_ENTRIES PROVIDED_
▽
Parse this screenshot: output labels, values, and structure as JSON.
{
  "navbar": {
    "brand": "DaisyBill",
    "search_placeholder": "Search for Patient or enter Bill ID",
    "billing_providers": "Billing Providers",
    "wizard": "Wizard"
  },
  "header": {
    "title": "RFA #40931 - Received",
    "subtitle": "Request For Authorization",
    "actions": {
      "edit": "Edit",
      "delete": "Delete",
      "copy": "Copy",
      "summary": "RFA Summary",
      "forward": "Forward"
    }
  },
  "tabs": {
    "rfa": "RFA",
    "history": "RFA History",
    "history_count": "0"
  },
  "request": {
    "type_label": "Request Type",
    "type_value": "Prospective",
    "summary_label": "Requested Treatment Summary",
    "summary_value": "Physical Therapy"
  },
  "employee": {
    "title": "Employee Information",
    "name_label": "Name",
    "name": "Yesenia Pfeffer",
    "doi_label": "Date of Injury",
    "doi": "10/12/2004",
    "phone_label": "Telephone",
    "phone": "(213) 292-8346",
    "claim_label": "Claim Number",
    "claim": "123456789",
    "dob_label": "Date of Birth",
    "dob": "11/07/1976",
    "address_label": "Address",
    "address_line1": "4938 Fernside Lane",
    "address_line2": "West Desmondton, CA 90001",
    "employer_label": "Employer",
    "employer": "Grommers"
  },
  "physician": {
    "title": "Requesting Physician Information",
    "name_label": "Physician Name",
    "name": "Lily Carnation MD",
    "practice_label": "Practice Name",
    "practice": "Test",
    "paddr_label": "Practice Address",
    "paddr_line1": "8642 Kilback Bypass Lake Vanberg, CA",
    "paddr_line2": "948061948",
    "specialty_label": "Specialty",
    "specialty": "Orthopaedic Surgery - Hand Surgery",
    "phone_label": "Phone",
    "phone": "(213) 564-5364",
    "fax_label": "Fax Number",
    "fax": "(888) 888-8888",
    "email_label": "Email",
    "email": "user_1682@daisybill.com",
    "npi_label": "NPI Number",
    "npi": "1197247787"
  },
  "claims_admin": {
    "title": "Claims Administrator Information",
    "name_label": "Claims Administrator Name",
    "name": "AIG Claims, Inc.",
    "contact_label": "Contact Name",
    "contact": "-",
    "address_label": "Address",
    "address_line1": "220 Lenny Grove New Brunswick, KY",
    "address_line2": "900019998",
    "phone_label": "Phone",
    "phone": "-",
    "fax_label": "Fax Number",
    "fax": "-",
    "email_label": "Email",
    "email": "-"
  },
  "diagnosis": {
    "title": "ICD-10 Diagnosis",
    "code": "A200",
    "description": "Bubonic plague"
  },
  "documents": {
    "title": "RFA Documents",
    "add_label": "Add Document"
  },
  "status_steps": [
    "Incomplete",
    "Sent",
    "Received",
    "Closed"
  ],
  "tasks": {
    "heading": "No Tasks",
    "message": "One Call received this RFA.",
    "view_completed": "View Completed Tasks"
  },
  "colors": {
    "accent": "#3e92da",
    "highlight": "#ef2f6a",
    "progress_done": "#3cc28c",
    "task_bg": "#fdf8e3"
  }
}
△
▽
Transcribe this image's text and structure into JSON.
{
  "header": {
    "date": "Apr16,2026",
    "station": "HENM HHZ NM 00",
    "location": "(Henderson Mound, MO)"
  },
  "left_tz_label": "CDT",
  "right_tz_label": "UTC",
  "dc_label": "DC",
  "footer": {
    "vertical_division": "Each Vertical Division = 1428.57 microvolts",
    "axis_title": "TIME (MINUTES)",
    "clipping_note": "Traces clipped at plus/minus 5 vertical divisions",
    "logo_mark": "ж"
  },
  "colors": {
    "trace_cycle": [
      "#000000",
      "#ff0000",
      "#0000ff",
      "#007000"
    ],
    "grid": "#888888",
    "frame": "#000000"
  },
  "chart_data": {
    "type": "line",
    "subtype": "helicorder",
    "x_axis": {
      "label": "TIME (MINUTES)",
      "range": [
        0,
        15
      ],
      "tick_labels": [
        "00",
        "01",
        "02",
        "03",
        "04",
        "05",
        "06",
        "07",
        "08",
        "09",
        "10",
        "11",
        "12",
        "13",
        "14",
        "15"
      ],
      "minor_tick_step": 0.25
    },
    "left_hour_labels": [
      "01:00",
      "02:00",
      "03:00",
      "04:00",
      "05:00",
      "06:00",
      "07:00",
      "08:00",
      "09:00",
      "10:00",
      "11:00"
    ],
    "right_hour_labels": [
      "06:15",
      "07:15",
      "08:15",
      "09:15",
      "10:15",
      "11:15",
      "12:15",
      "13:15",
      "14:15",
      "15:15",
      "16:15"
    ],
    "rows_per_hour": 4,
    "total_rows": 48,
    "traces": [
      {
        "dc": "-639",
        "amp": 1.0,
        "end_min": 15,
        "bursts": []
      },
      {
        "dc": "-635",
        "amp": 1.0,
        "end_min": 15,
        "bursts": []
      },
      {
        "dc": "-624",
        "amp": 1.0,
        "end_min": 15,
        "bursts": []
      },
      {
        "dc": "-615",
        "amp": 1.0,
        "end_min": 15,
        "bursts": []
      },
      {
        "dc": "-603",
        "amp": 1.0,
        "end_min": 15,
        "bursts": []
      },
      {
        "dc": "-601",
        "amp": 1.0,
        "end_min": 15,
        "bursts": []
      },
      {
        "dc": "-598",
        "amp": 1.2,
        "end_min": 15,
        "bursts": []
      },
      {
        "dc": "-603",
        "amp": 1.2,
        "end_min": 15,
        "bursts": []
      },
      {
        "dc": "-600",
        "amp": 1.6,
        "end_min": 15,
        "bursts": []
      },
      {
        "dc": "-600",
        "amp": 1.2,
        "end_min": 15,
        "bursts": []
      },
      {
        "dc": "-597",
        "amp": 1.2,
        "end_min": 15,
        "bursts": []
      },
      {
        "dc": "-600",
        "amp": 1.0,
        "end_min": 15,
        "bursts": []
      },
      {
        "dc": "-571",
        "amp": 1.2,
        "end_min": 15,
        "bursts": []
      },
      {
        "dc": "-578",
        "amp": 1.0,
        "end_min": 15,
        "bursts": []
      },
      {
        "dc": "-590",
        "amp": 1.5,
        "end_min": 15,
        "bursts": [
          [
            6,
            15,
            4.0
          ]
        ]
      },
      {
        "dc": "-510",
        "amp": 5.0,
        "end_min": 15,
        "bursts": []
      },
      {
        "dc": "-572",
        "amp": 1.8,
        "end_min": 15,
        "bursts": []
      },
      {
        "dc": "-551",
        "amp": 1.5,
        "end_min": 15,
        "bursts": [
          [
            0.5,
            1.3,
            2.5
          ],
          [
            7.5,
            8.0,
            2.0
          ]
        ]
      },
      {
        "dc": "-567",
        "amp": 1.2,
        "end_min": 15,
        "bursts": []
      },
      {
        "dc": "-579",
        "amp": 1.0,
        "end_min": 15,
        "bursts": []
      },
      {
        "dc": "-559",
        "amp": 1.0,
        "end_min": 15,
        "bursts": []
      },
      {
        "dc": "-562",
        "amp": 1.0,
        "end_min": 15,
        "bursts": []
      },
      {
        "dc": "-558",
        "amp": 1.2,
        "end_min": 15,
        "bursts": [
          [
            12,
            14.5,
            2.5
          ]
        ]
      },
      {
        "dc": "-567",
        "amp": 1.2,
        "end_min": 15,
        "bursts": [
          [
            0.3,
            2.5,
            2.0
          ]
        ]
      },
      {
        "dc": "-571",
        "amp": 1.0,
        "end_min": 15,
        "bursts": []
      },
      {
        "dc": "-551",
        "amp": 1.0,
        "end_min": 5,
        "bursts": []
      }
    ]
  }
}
△
_TASK DIRECTIONS_
Copy each line of the listing in which the word "Number" can be found.

_EXERCISE OUTPUT_
    "claim_label": "Claim Number",
    "fax_label": "Fax Number",
    "npi_label": "NPI Number",
    "fax_label": "Fax Number",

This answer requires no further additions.